[Task]: Find the line containing "Extract all readable text from this page." in the entries; transcribe it and all remaining lines through the end, exactly as they appear, but not the pictures.

══ Input for this task

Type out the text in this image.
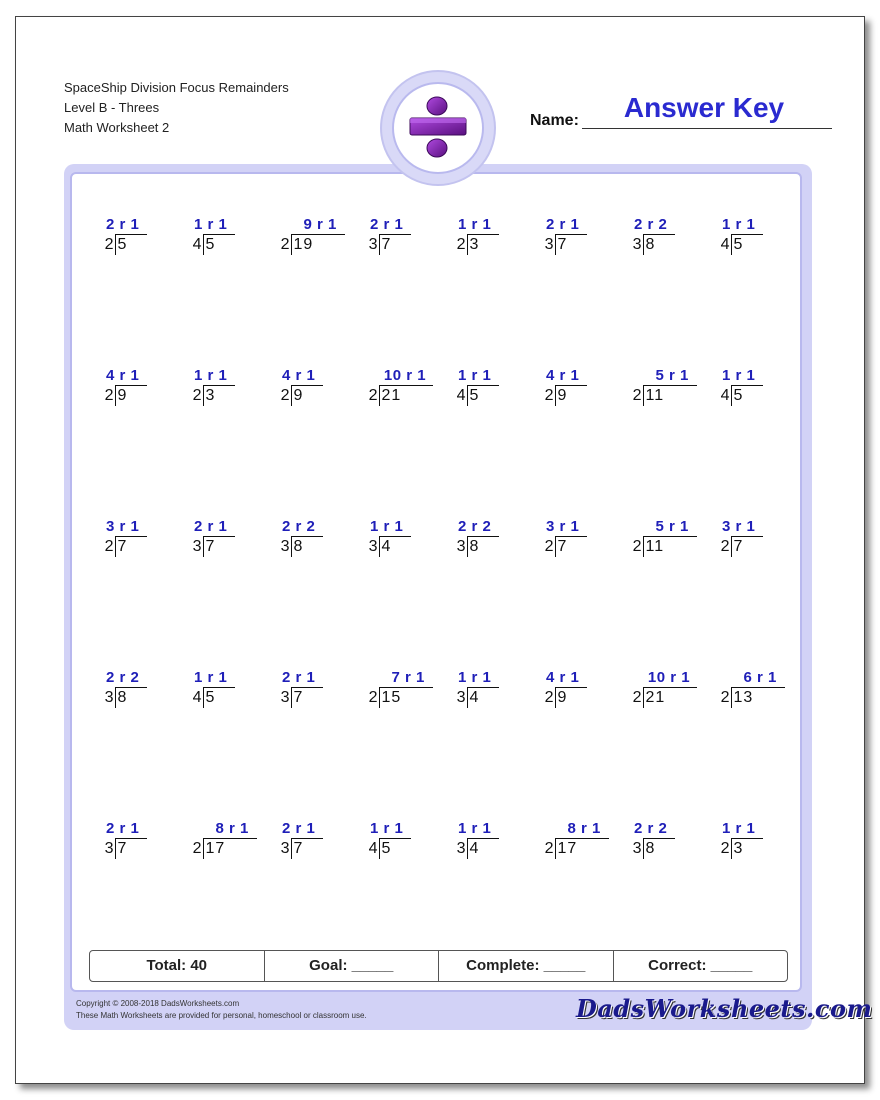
SpaceShip Division Focus Remainders
Level B - Threes
Math Worksheet 2	Name:	Answer Key
2 r 1
2 5
1 r 1
4 5
9 r 1
2 19
2 r 1
3 7
1 r 1
2 3
2 r 1
3 7
2 r 2
3 8
1 r 1
4 5
4 r 1
2 9
1 r 1
2 3
4 r 1
2 9
10 r 1
2 21
1 r 1
4 5
4 r 1
2 9
5 r 1
2 11
1 r 1
4 5
3 r 1
2 7
2 r 1
3 7
2 r 2
3 8
1 r 1
3 4
2 r 2
3 8
3 r 1
2 7
5 r 1
2 11
3 r 1
2 7
2 r 2
3 8
1 r 1
4 5
2 r 1
3 7
7 r 1
2 15
1 r 1
3 4
4 r 1
2 9
10 r 1
2 21
6 r 1
2 13
2 r 1
3 7
8 r 1
2 17
2 r 1
3 7
1 r 1
4 5
1 r 1
3 4
8 r 1
2 17
2 r 2
3 8
1 r 1
2 3
Total: 40	Goal: _____	Complete: _____	Correct: _____
Copyright © 2008-2018 DadsWorksheets.com
These Math Worksheets are provided for personal, homeschool or classroom use.	DadsWorksheets.com
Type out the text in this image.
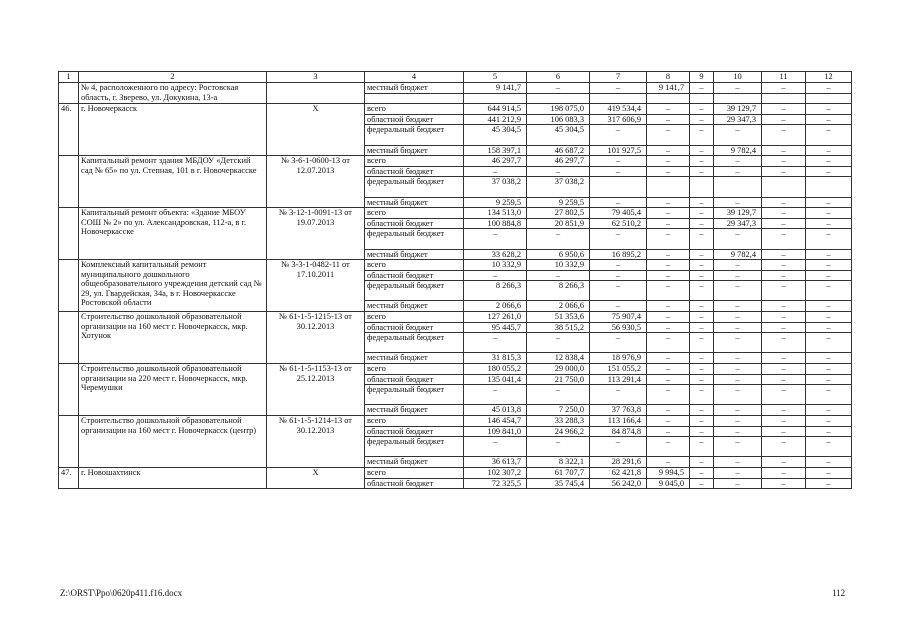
1	2	3	4	5	6	7	8	9	10	11	12
	№ 4, расположенного по адресу: Ростовская область, г. Зверево, ул. Докукина, 13-а		местный бюджет	9 141,7	–	–	9 141,7	–	–	–	–

46.	г. Новочеркасск	Х	всего	644 914,5	198 075,0	419 534,4	–	–	39 129,7	–	–
			областной бюджет	441 212,9	106 083,3	317 606,9	–	–	29 347,3	–	–
			федеральный бюджет	45 304,5	45 304,5	–	–	–	–	–	–
			местный бюджет	158 397,1	46 687,2	101 927,5	–	–	9 782,4	–	–
	Капитальный ремонт здания МБДОУ «Детский сад № 65» по ул. Степная, 101 в г. Новочеркасске	№ 3-6-1-0600-13 от 12.07.2013	всего	46 297,7	46 297,7	–	–	–	–	–	–
			областной бюджет	–	–	–	–	–	–	–	–
			федеральный бюджет	37 038,2	37 038,2						
			местный бюджет	9 259,5	9 259,5	–	–	–	–	–	–
	Капитальный ремонт объекта: «Здание МБОУ СОШ № 2» по ул. Александровская, 112-а, в г. Новочеркасске	№ 3-12-1-0091-13 от 19.07.2013	всего	134 513,0	27 802,5	79 405,4	–	–	39 129,7	–	–
			областной бюджет	100 884,8	20 851,9	62 510,2	–	–	29 347,3	–	–
			федеральный бюджет	–	–	–	–	–	–	–	–
			местный бюджет	33 628,2	6 950,6	16 895,2	–	–	9 782,4	–	–
	Комплексный капитальный ремонт муниципального дошкольного общеобразовательного учреждения детский сад № 29, ул. Гвардейская, 34а, в г. Новочеркасске Ростовской области	№ 3-3-1-0482-11 от 17.10.2011	всего	10 332,9	10 332,9	–	–	–	–	–	–
			областной бюджет	–	–	–	–	–	–	–	–
			федеральный бюджет	8 266,3	8 266,3	–	–	–	–	–	–
			местный бюджет	2 066,6	2 066,6	–	–	–	–	–	–
	Строительство дошкольной образовательной организации на 160 мест г. Новочеркасск, мкр. Хотунок	№ 61-1-5-1215-13 от 30.12.2013	всего	127 261,0	51 353,6	75 907,4	–	–	–	–	–
			областной бюджет	95 445,7	38 515,2	56 930,5	–	–	–	–	–
			федеральный бюджет	–	–	–	–	–	–	–	–
			местный бюджет	31 815,3	12 838,4	18 976,9	–	–	–	–	–
	Строительство дошкольной образовательной организации на 220 мест г. Новочеркасск, мкр. Черемушки	№ 61-1-5-1153-13 от 25.12.2013	всего	180 055,2	29 000,0	151 055,2	–	–	–	–	–
			областной бюджет	135 041,4	21 750,0	113 291,4	–	–	–	–	–
			федеральный бюджет	–	–	–	–	–	–	–	–
			местный бюджет	45 013,8	7 250,0	37 763,8	–	–	–	–	–
	Строительство дошкольной образовательной организации на 160 мест г. Новочеркасск (центр)	№ 61-1-5-1214-13 от 30.12.2013	всего	146 454,7	33 288,3	113 166,4	–	–	–	–	–
			областной бюджет	109 841,0	24 966,2	84 874,8	–	–	–	–	–
			федеральный бюджет	–	–	–	–	–	–	–	–
			местный бюджет	36 613,7	8 322,1	28 291,6	–	–	–	–	–
47.	г. Новошахтинск	Х	всего	102 307,2	61 707,7	62 421,8	9 994,5	–	–	–	–
			областной бюджет	72 325,5	35 745,4	56 242,0	9 045,0	–	–	–	–
Z:\ORST\Ppo\0620p411.f16.docx	112
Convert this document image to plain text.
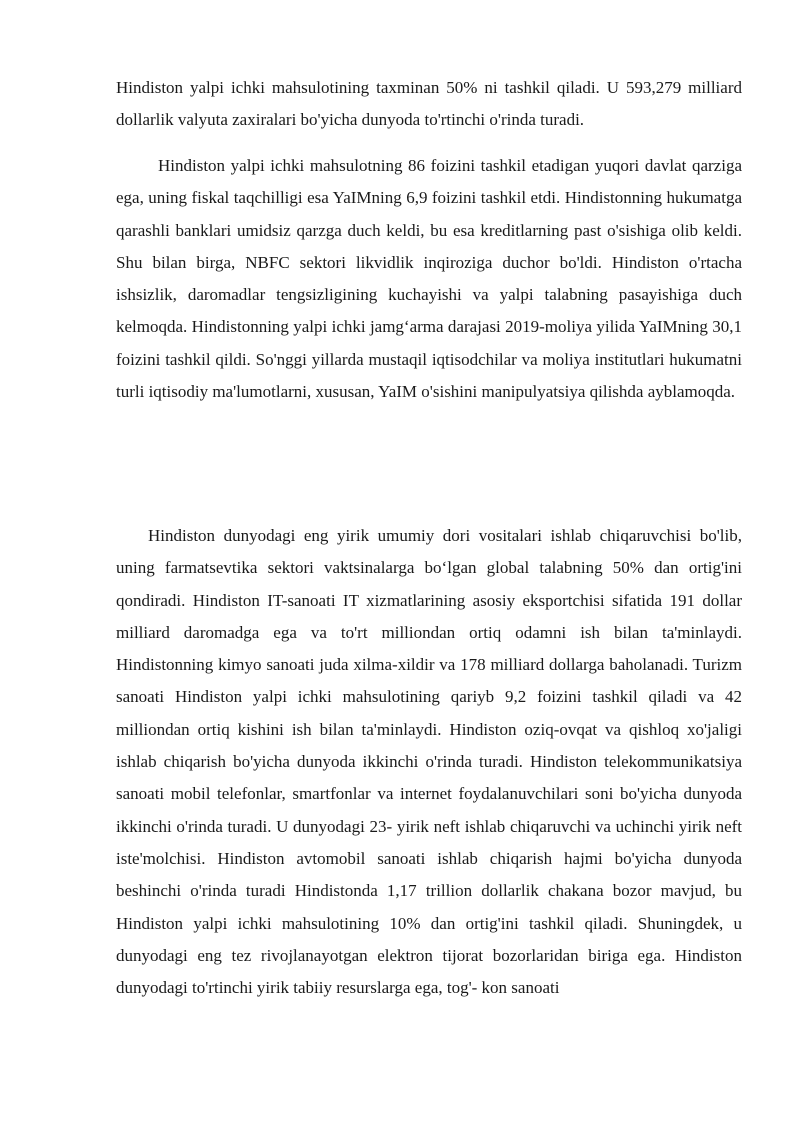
Hindiston yalpi ichki mahsulotining taxminan 50% ni tashkil qiladi. U 593,279 milliard dollarlik valyuta zaxiralari bo'yicha dunyoda to'rtinchi o'rinda turadi.

Hindiston yalpi ichki mahsulotning 86 foizini tashkil etadigan yuqori davlat qarziga ega, uning fiskal taqchilligi esa YaIMning 6,9 foizini tashkil etdi. Hindistonning hukumatga qarashli banklari umidsiz qarzga duch keldi, bu esa kreditlarning past o'sishiga olib keldi. Shu bilan birga, NBFC sektori likvidlik inqiroziga duchor bo'ldi. Hindiston o'rtacha ishsizlik, daromadlar tengsizligining kuchayishi va yalpi talabning pasayishiga duch kelmoqda. Hindistonning yalpi ichki jamg‘arma darajasi 2019-moliya yilida YaIMning 30,1 foizini tashkil qildi. So'nggi yillarda mustaqil iqtisodchilar va moliya institutlari hukumatni turli iqtisodiy ma'lumotlarni, xususan, YaIM o'sishini manipulyatsiya qilishda ayblamoqda.

Hindiston dunyodagi eng yirik umumiy dori vositalari ishlab chiqaruvchisi bo'lib, uning farmatsevtika sektori vaktsinalarga bo‘lgan global talabning 50% dan ortig'ini qondiradi. Hindiston IT-sanoati IT xizmatlarining asosiy eksportchisi sifatida 191 dollar milliard daromadga ega va to'rt milliondan ortiq odamni ish bilan ta'minlaydi. Hindistonning kimyo sanoati juda xilma-xildir va 178 milliard dollarga baholanadi. Turizm sanoati Hindiston yalpi ichki mahsulotining qariyb 9,2 foizini tashkil qiladi va 42 milliondan ortiq kishini ish bilan ta'minlaydi. Hindiston oziq-ovqat va qishloq xo'jaligi ishlab chiqarish bo'yicha dunyoda ikkinchi o'rinda turadi. Hindiston telekommunikatsiya sanoati mobil telefonlar, smartfonlar va internet foydalanuvchilari soni bo'yicha dunyoda ikkinchi o'rinda turadi. U dunyodagi 23- yirik neft ishlab chiqaruvchi va uchinchi yirik neft iste'molchisi. Hindiston avtomobil sanoati ishlab chiqarish hajmi bo'yicha dunyoda beshinchi o'rinda turadi Hindistonda 1,17 trillion dollarlik chakana bozor mavjud, bu Hindiston yalpi ichki mahsulotining 10% dan ortig'ini tashkil qiladi. Shuningdek, u dunyodagi eng tez rivojlanayotgan elektron tijorat bozorlaridan biriga ega. Hindiston dunyodagi to'rtinchi yirik tabiiy resurslarga ega, tog'- kon sanoati
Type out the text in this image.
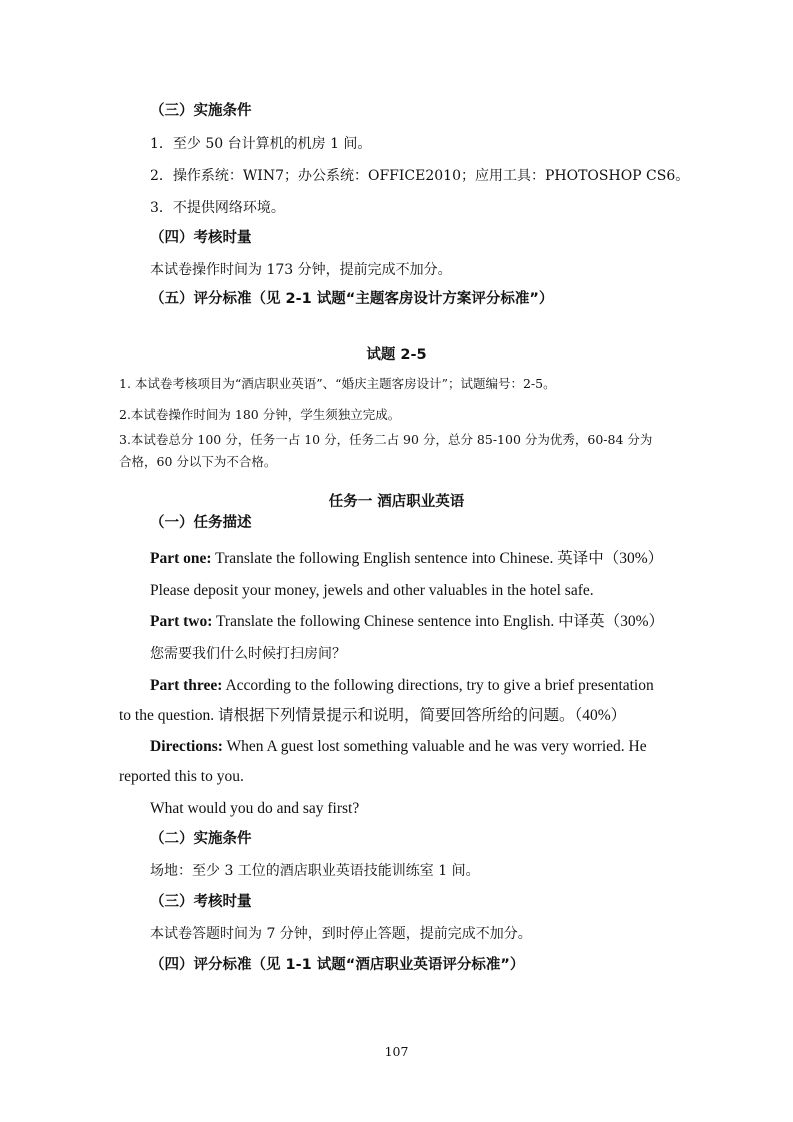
（三）实施条件
1．至少 50 台计算机的机房 1 间。
2．操作系统：WIN7；办公系统：OFFICE2010；应用工具：PHOTOSHOP CS6。
3．不提供网络环境。
（四）考核时量
本试卷操作时间为 173 分钟，提前完成不加分。
（五）评分标准（见 2-1 试题“主题客房设计方案评分标准”）
试题 2-5
1. 本试卷考核项目为“酒店职业英语”、“婚庆主题客房设计”；试题编号：2-5。
2.本试卷操作时间为 180 分钟，学生须独立完成。
3.本试卷总分 100 分，任务一占 10 分，任务二占 90 分，总分 85-100 分为优秀，60-84 分为
合格，60 分以下为不合格。
任务一 酒店职业英语
（一）任务描述
Part one: Translate the following English sentence into Chinese. 英译中（30%）
Please deposit your money, jewels and other valuables in the hotel safe.
Part two: Translate the following Chinese sentence into English. 中译英（30%）
您需要我们什么时候打扫房间？
Part three: According to the following directions, try to give a brief presentation
to the question. 请根据下列情景提示和说明，简要回答所给的问题。（40%）
Directions: When A guest lost something valuable and he was very worried. He
reported this to you.
What would you do and say first?
（二）实施条件
场地：至少 3 工位的酒店职业英语技能训练室 1 间。
（三）考核时量
本试卷答题时间为 7 分钟，到时停止答题，提前完成不加分。
（四）评分标准（见 1-1 试题“酒店职业英语评分标准”）
107
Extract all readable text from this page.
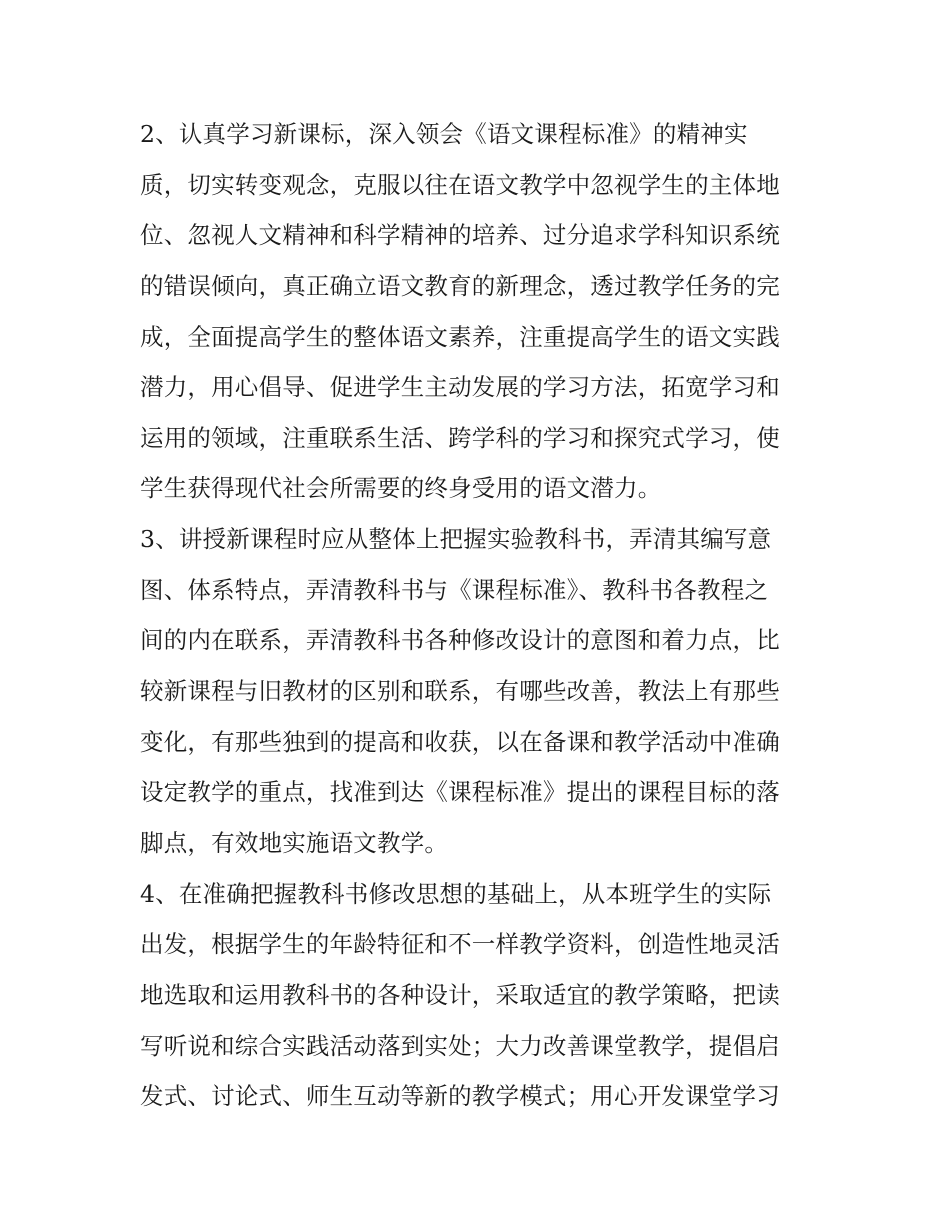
2、认真学习新课标，深入领会《语文课程标准》的精神实
质，切实转变观念，克服以往在语文教学中忽视学生的主体地
位、忽视人文精神和科学精神的培养、过分追求学科知识系统
的错误倾向，真正确立语文教育的新理念，透过教学任务的完
成，全面提高学生的整体语文素养，注重提高学生的语文实践
潜力，用心倡导、促进学生主动发展的学习方法，拓宽学习和
运用的领域，注重联系生活、跨学科的学习和探究式学习，使
学生获得现代社会所需要的终身受用的语文潜力。
3、讲授新课程时应从整体上把握实验教科书，弄清其编写意
图、体系特点，弄清教科书与《课程标准》、教科书各教程之
间的内在联系，弄清教科书各种修改设计的意图和着力点，比
较新课程与旧教材的区别和联系，有哪些改善，教法上有那些
变化，有那些独到的提高和收获，以在备课和教学活动中准确
设定教学的重点，找准到达《课程标准》提出的课程目标的落
脚点，有效地实施语文教学。
4、在准确把握教科书修改思想的基础上，从本班学生的实际
出发，根据学生的年龄特征和不一样教学资料，创造性地灵活
地选取和运用教科书的各种设计，采取适宜的教学策略，把读
写听说和综合实践活动落到实处；大力改善课堂教学，提倡启
发式、讨论式、师生互动等新的教学模式；用心开发课堂学习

════

[Solution for this problem]:
Extract all readable text from this page.
2、认真学习新课标，深入领会《语文课程标准》的精神实
质，切实转变观念，克服以往在语文教学中忽视学生的主体地
位、忽视人文精神和科学精神的培养、过分追求学科知识系统
的错误倾向，真正确立语文教育的新理念，透过教学任务的完
成，全面提高学生的整体语文素养，注重提高学生的语文实践
潜力，用心倡导、促进学生主动发展的学习方法，拓宽学习和
运用的领域，注重联系生活、跨学科的学习和探究式学习，使
学生获得现代社会所需要的终身受用的语文潜力。
3、讲授新课程时应从整体上把握实验教科书，弄清其编写意
图、体系特点，弄清教科书与《课程标准》、教科书各教程之
间的内在联系，弄清教科书各种修改设计的意图和着力点，比
较新课程与旧教材的区别和联系，有哪些改善，教法上有那些
变化，有那些独到的提高和收获，以在备课和教学活动中准确
设定教学的重点，找准到达《课程标准》提出的课程目标的落
脚点，有效地实施语文教学。
4、在准确把握教科书修改思想的基础上，从本班学生的实际
出发，根据学生的年龄特征和不一样教学资料，创造性地灵活
地选取和运用教科书的各种设计，采取适宜的教学策略，把读
写听说和综合实践活动落到实处；大力改善课堂教学，提倡启
发式、讨论式、师生互动等新的教学模式；用心开发课堂学习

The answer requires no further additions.